What the exercise asks:
Find the string "zachowania" in the records. Copy every line it appears in.

Extracted records:
● ● ●

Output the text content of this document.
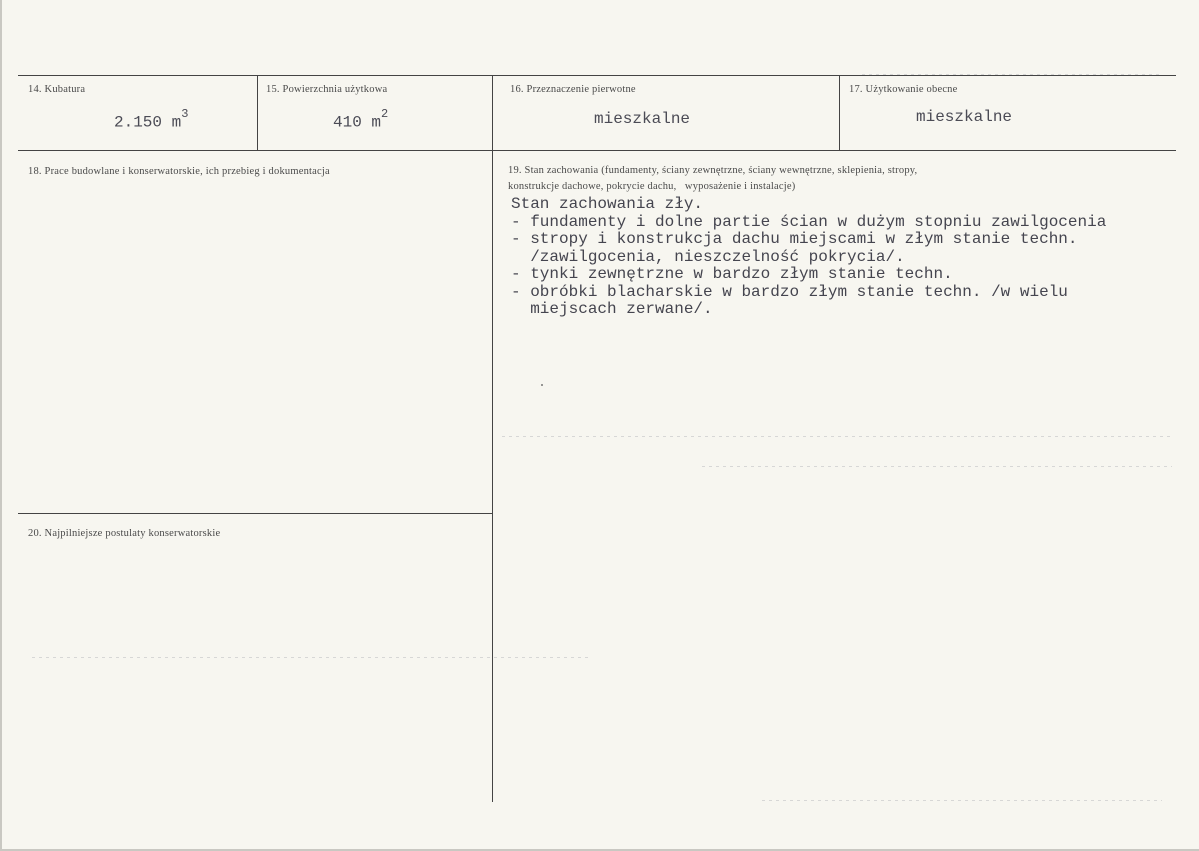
14. Kubatura
2.150 $m^3$
15. Powierzchnia użytkowa
410 $m^2$
16. Przeznaczenie pierwotne
mieszkalne
17. Użytkowanie obecne
mieszkalne
18. Prace budowlane i konserwatorskie, ich przebieg i dokumentacja	19. Stan zachowania (fundamenty, ściany zewnętrzne, ściany wewnętrzne, sklepienia, stropy,
konstrukcje dachowe, pokrycie dachu,   wyposażenie i instalacje)
Stan zachowania zły.
- fundamenty i dolne partie ścian w dużym stopniu zawilgocenia
- stropy i konstrukcja dachu miejscami w złym stanie techn.
/zawilgocenia, nieszczelność pokrycia/.
- tynki zewnętrzne w bardzo złym stanie techn.
- obróbki blacharskie w bardzo złym stanie techn. /w wielu
miejscach zerwane/.
20. Najpilniejsze postulaty konserwatorskie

● ● ●

Answer in full:
18. Prace budowlane i konserwatorskie, ich przebieg i dokumentacja	19. Stan zachowania (fundamenty, ściany zewnętrzne, ściany wewnętrzne, sklepienia, stropy,
Stan zachowania zły.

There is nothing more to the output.